◆ EXERCISE PROMPT ◆
Pull out every line below that holds the word "this".

◆ SUPPLIED RECORDS ◆

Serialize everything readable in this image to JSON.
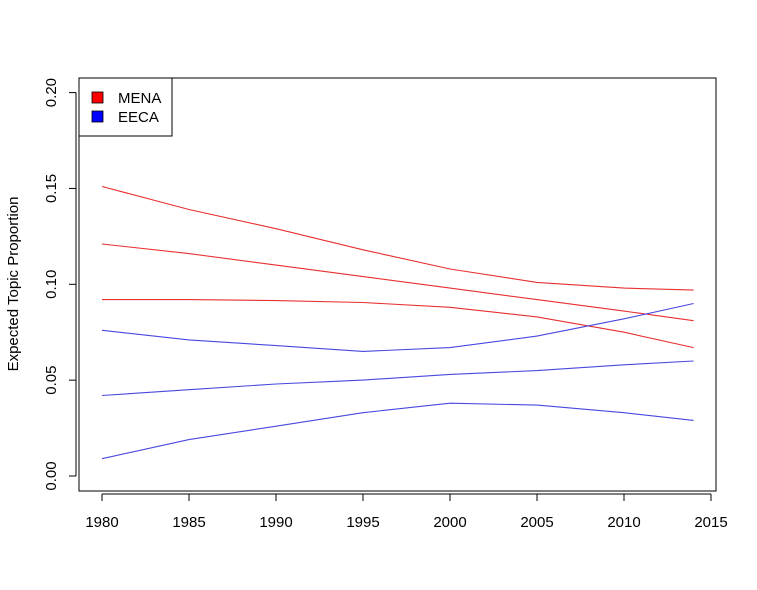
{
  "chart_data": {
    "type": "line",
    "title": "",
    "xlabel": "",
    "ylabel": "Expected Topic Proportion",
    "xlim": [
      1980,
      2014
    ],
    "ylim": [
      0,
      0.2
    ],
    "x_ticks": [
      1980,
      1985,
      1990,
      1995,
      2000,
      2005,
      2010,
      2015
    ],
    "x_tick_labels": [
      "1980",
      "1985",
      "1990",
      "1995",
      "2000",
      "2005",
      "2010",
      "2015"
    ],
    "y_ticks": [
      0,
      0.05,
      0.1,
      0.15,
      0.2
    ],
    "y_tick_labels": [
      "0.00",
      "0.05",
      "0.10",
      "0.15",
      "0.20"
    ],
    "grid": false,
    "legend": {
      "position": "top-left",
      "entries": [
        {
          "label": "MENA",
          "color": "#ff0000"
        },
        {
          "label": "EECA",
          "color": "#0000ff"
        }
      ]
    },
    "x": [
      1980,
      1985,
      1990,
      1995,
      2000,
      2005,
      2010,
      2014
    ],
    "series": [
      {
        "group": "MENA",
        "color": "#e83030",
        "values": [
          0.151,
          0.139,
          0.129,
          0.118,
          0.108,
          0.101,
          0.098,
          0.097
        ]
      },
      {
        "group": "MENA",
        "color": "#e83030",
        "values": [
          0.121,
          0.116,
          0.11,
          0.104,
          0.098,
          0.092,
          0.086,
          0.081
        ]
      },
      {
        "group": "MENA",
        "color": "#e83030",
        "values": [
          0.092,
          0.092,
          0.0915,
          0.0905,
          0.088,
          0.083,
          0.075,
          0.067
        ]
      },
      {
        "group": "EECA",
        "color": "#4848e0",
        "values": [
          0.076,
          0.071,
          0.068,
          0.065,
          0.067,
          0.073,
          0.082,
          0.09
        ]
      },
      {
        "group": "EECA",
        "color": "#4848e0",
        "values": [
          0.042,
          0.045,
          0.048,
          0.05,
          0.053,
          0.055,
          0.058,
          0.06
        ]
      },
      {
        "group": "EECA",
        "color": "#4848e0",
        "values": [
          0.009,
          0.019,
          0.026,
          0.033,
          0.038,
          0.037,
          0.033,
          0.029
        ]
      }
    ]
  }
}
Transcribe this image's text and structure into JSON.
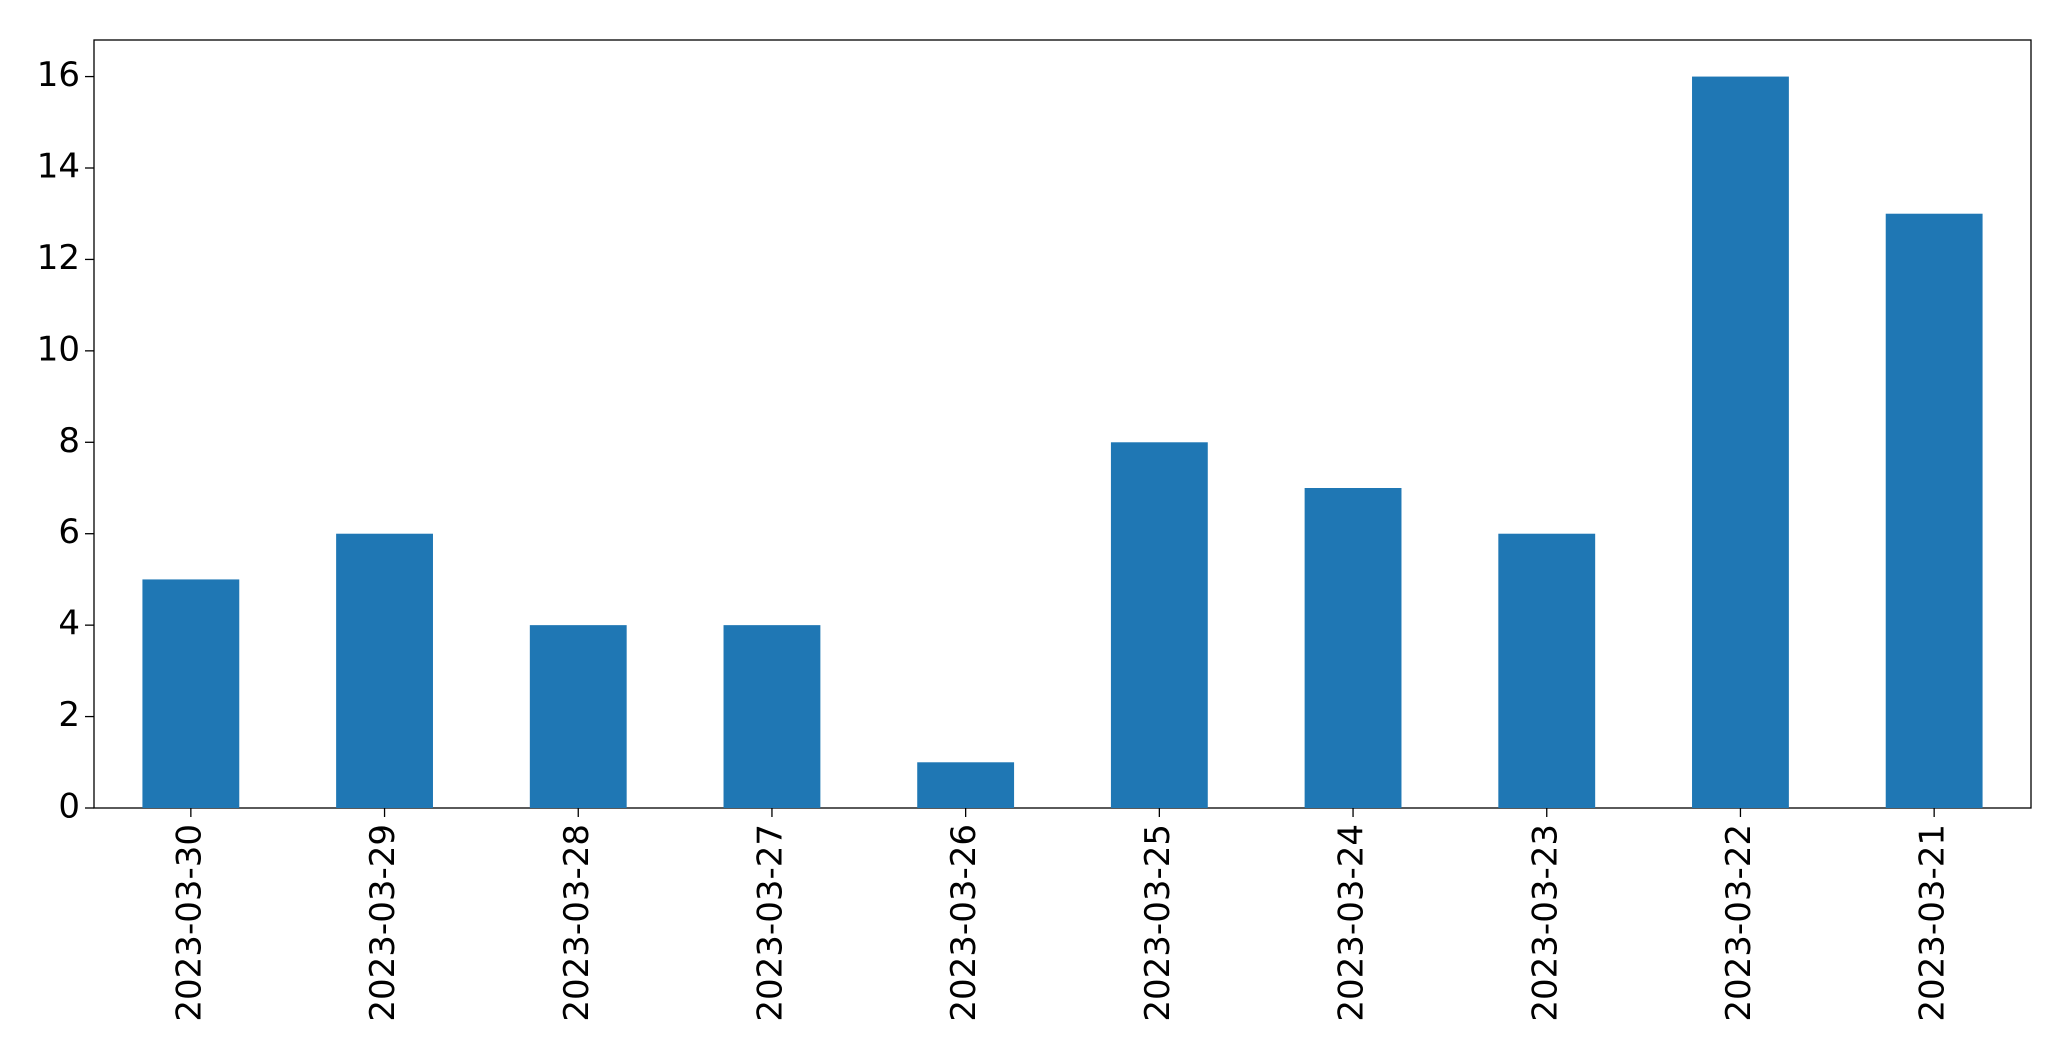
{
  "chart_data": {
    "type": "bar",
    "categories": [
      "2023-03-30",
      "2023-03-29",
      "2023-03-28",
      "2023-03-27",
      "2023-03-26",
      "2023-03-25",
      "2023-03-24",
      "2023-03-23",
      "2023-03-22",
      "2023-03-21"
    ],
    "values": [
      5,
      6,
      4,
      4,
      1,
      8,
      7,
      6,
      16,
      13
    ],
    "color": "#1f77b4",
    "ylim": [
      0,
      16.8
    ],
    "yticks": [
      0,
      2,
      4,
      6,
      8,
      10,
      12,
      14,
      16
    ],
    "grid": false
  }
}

◆ FINISHED ANSWER ◆
Serialize everything readable in this image to JSON.
Transcribe this image's text and structure into JSON.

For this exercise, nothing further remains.